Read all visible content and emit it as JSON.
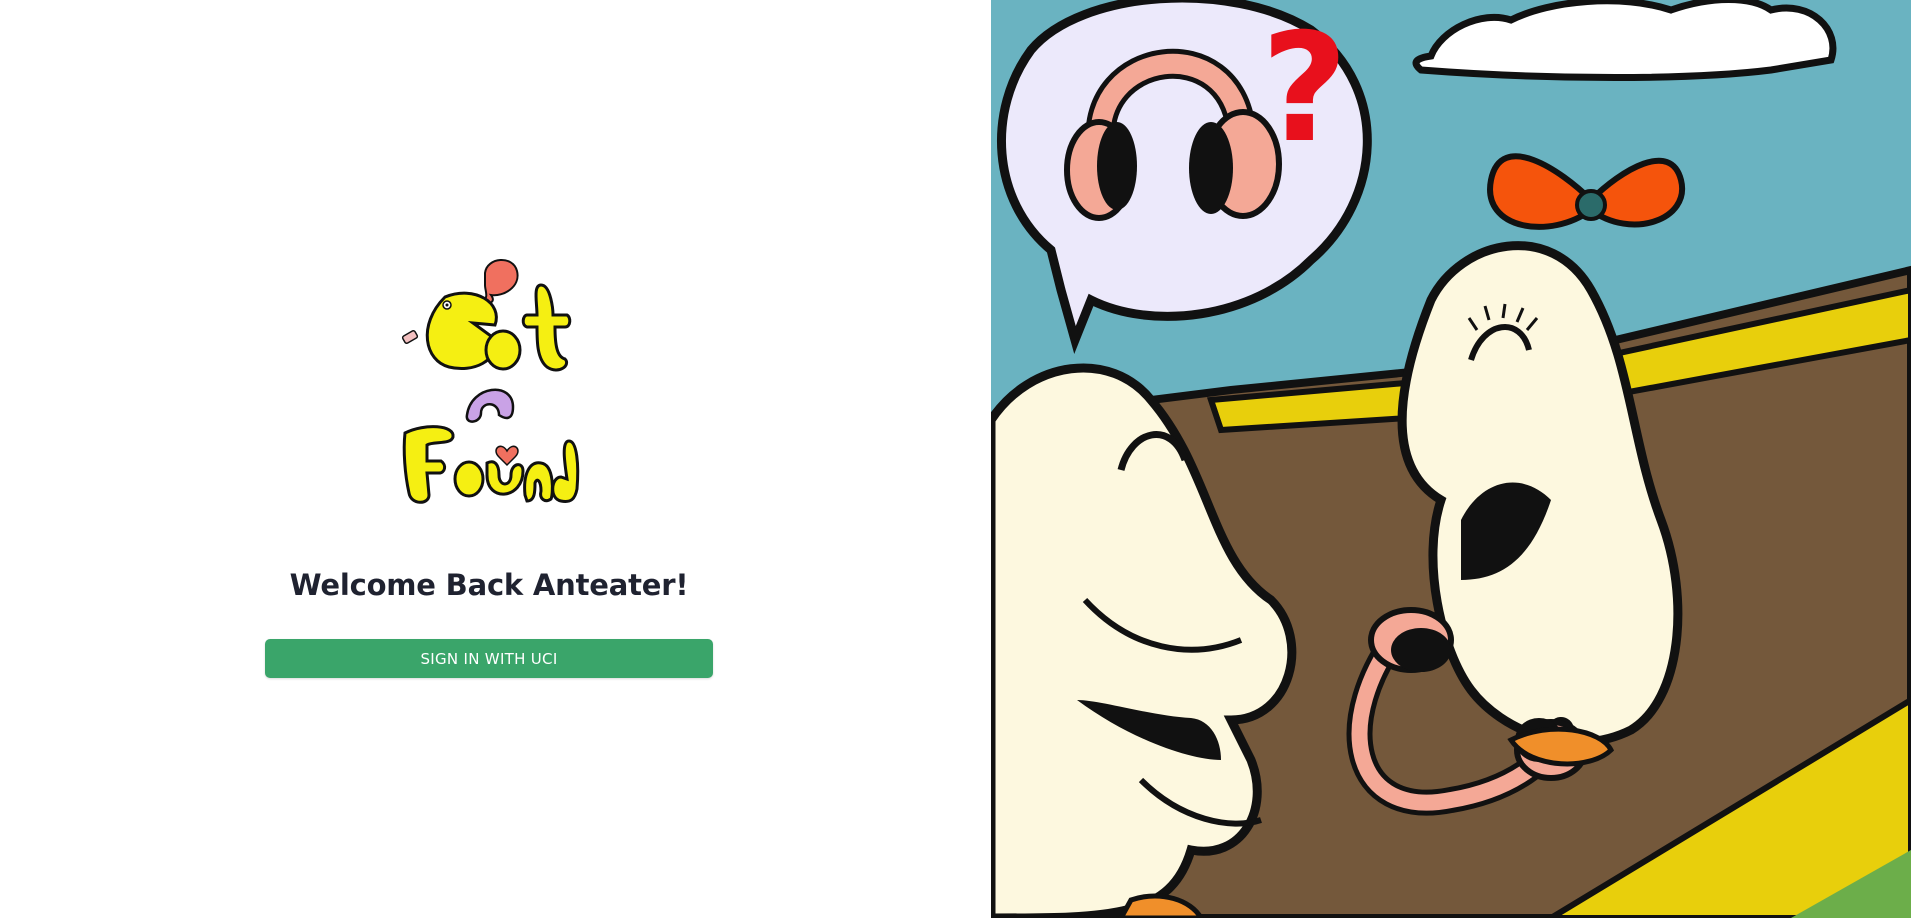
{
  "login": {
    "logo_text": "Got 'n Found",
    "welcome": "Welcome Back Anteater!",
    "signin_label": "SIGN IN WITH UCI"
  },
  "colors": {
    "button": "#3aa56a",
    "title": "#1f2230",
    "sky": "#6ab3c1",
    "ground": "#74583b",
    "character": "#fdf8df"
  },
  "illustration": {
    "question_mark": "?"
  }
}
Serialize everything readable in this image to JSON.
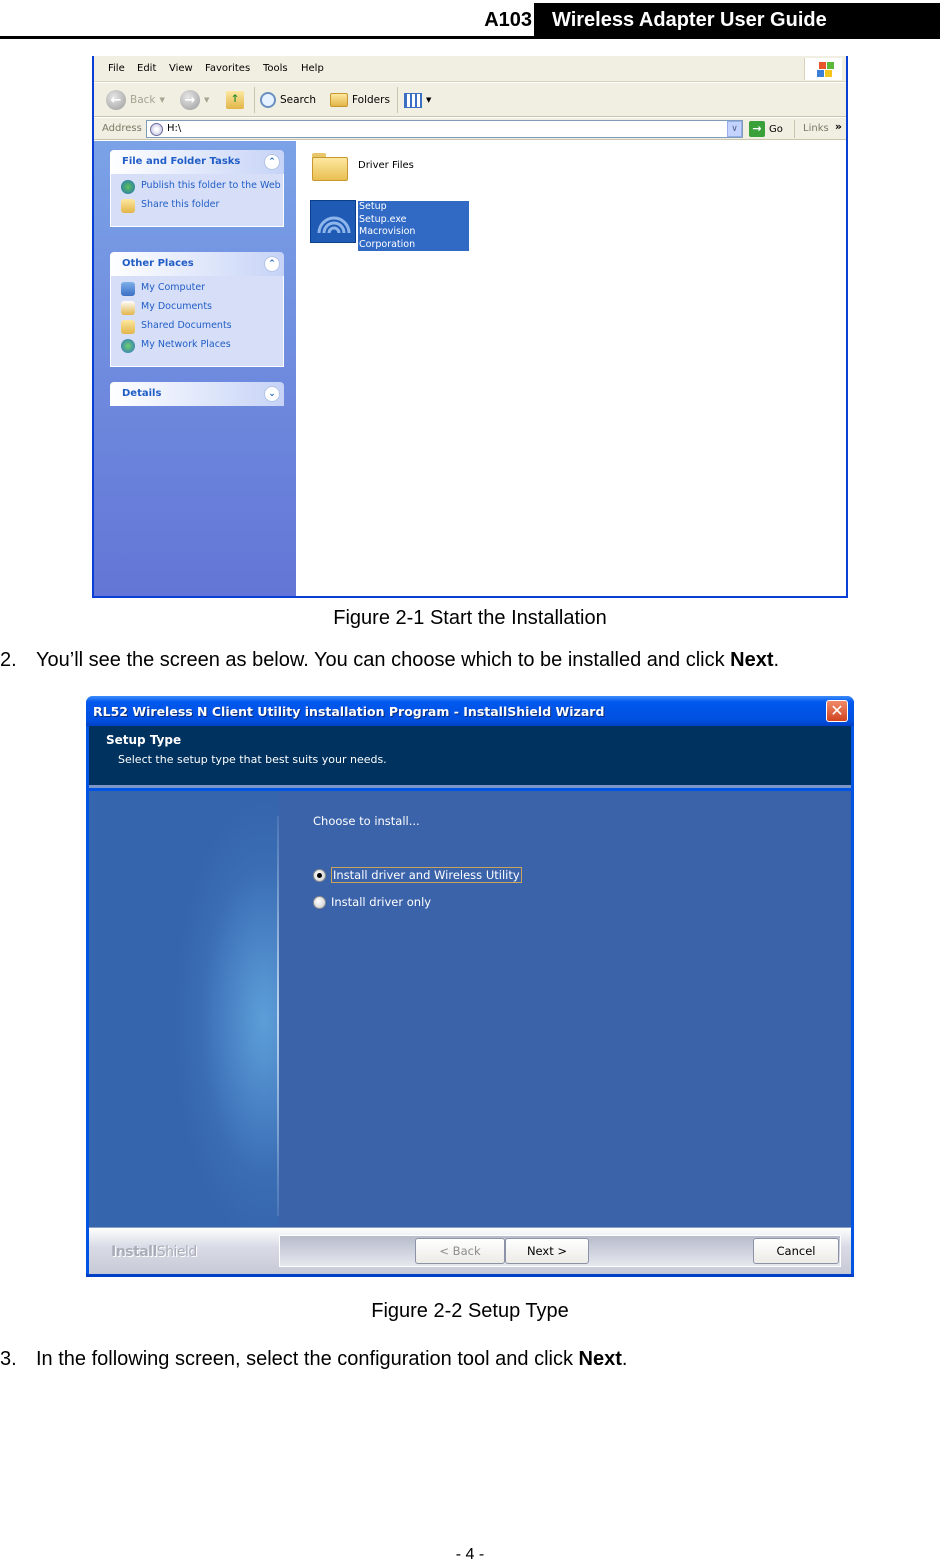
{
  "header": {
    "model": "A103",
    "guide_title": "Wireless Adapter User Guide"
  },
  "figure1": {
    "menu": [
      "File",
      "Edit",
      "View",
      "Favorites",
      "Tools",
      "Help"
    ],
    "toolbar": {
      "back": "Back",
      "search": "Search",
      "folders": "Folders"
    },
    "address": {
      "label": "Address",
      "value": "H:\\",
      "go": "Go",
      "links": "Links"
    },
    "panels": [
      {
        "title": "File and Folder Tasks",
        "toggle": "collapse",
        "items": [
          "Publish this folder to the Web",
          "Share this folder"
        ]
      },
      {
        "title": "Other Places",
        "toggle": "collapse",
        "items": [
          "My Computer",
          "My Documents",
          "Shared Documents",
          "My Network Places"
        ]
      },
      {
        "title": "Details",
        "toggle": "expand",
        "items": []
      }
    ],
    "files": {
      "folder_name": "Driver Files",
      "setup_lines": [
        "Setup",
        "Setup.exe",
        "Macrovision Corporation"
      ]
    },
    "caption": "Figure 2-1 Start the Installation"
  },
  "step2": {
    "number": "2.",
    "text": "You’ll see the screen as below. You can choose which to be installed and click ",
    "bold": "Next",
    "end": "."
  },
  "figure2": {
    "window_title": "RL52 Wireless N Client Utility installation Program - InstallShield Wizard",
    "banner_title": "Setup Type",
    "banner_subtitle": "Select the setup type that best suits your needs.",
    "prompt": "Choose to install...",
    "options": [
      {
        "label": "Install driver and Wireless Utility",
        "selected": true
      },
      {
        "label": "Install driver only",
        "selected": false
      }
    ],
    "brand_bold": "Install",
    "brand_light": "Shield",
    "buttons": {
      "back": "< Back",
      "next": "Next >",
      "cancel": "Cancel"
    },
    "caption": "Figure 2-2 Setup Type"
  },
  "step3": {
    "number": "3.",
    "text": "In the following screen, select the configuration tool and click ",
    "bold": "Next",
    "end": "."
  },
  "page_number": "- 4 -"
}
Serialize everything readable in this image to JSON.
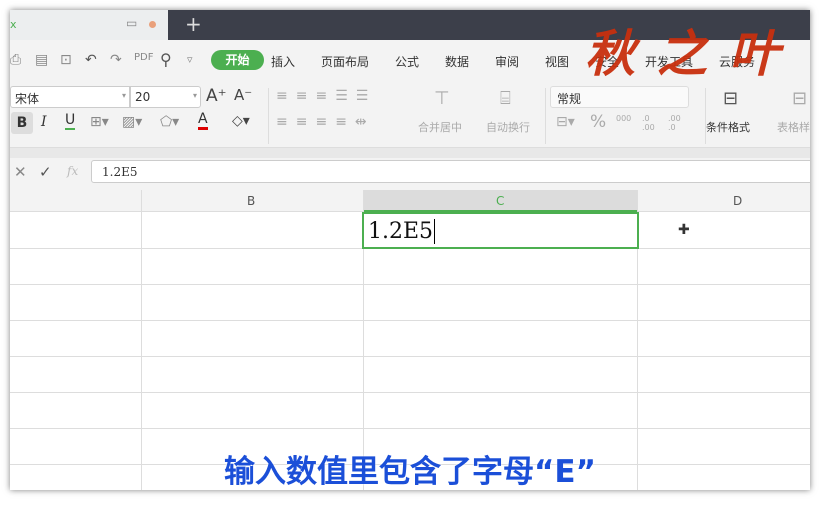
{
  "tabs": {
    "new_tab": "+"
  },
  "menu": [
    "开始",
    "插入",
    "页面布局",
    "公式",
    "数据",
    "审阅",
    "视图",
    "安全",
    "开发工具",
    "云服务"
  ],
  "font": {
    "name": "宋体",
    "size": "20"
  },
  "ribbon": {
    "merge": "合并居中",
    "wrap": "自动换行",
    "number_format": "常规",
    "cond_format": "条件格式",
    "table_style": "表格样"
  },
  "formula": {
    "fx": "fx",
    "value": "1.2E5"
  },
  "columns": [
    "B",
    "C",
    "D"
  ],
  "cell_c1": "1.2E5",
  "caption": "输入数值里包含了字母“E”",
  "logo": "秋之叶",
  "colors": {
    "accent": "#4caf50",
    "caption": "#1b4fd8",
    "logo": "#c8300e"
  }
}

────────

» **DO THIS**: Extract every line of the data exactly; pictures stay out.

» **ANSWER FOR THIS EXERCISE**:
Read all visible content and emit it as JSON.
{
  "login": {
    "logo_text": "Got 'n Found",
    "welcome": "Welcome Back Anteater!",
    "signin_label": "SIGN IN WITH UCI"
  },
  "colors": {
    "button": "#3aa56a",
    "title": "#1f2230",
    "sky": "#6ab3c1",
    "ground": "#74583b",
    "character": "#fdf8df"
  },
  "illustration": {
    "question_mark": "?"
  }
}
Serialize everything readable in this image to JSON.
{
  "header": {
    "model": "A103",
    "guide_title": "Wireless Adapter User Guide"
  },
  "figure1": {
    "menu": [
      "File",
      "Edit",
      "View",
      "Favorites",
      "Tools",
      "Help"
    ],
    "toolbar": {
      "back": "Back",
      "search": "Search",
      "folders": "Folders"
    },
    "address": {
      "label": "Address",
      "value": "H:\\",
      "go": "Go",
      "links": "Links"
    },
    "panels": [
      {
        "title": "File and Folder Tasks",
        "toggle": "collapse",
        "items": [
          "Publish this folder to the Web",
          "Share this folder"
        ]
      },
      {
        "title": "Other Places",
        "toggle": "collapse",
        "items": [
          "My Computer",
          "My Documents",
          "Shared Documents",
          "My Network Places"
        ]
      },
      {
        "title": "Details",
        "toggle": "expand",
        "items": []
      }
    ],
    "files": {
      "folder_name": "Driver Files",
      "setup_lines": [
        "Setup",
        "Setup.exe",
        "Macrovision Corporation"
      ]
    },
    "caption": "Figure 2-1 Start the Installation"
  },
  "step2": {
    "number": "2.",
    "text": "You’ll see the screen as below. You can choose which to be installed and click ",
    "bold": "Next",
    "end": "."
  },
  "figure2": {
    "window_title": "RL52 Wireless N Client Utility installation Program - InstallShield Wizard",
    "banner_title": "Setup Type",
    "banner_subtitle": "Select the setup type that best suits your needs.",
    "prompt": "Choose to install...",
    "options": [
      {
        "label": "Install driver and Wireless Utility",
        "selected": true
      },
      {
        "label": "Install driver only",
        "selected": false
      }
    ],
    "brand_bold": "Install",
    "brand_light": "Shield",
    "buttons": {
      "back": "< Back",
      "next": "Next >",
      "cancel": "Cancel"
    },
    "caption": "Figure 2-2 Setup Type"
  },
  "step3": {
    "number": "3.",
    "text": "In the following screen, select the configuration tool and click ",
    "bold": "Next",
    "end": "."
  },
  "page_number": "- 4 -"
}
Serialize everything readable in this image to JSON.
{
  "tabs": {
    "new_tab": "+"
  },
  "menu": [
    "开始",
    "插入",
    "页面布局",
    "公式",
    "数据",
    "审阅",
    "视图",
    "安全",
    "开发工具",
    "云服务"
  ],
  "font": {
    "name": "宋体",
    "size": "20"
  },
  "ribbon": {
    "merge": "合并居中",
    "wrap": "自动换行",
    "number_format": "常规",
    "cond_format": "条件格式",
    "table_style": "表格样"
  },
  "formula": {
    "fx": "fx",
    "value": "1.2E5"
  },
  "columns": [
    "B",
    "C",
    "D"
  ],
  "cell_c1": "1.2E5",
  "caption": "输入数值里包含了字母“E”",
  "logo": "秋之叶",
  "colors": {
    "accent": "#4caf50",
    "caption": "#1b4fd8",
    "logo": "#c8300e"
  }
}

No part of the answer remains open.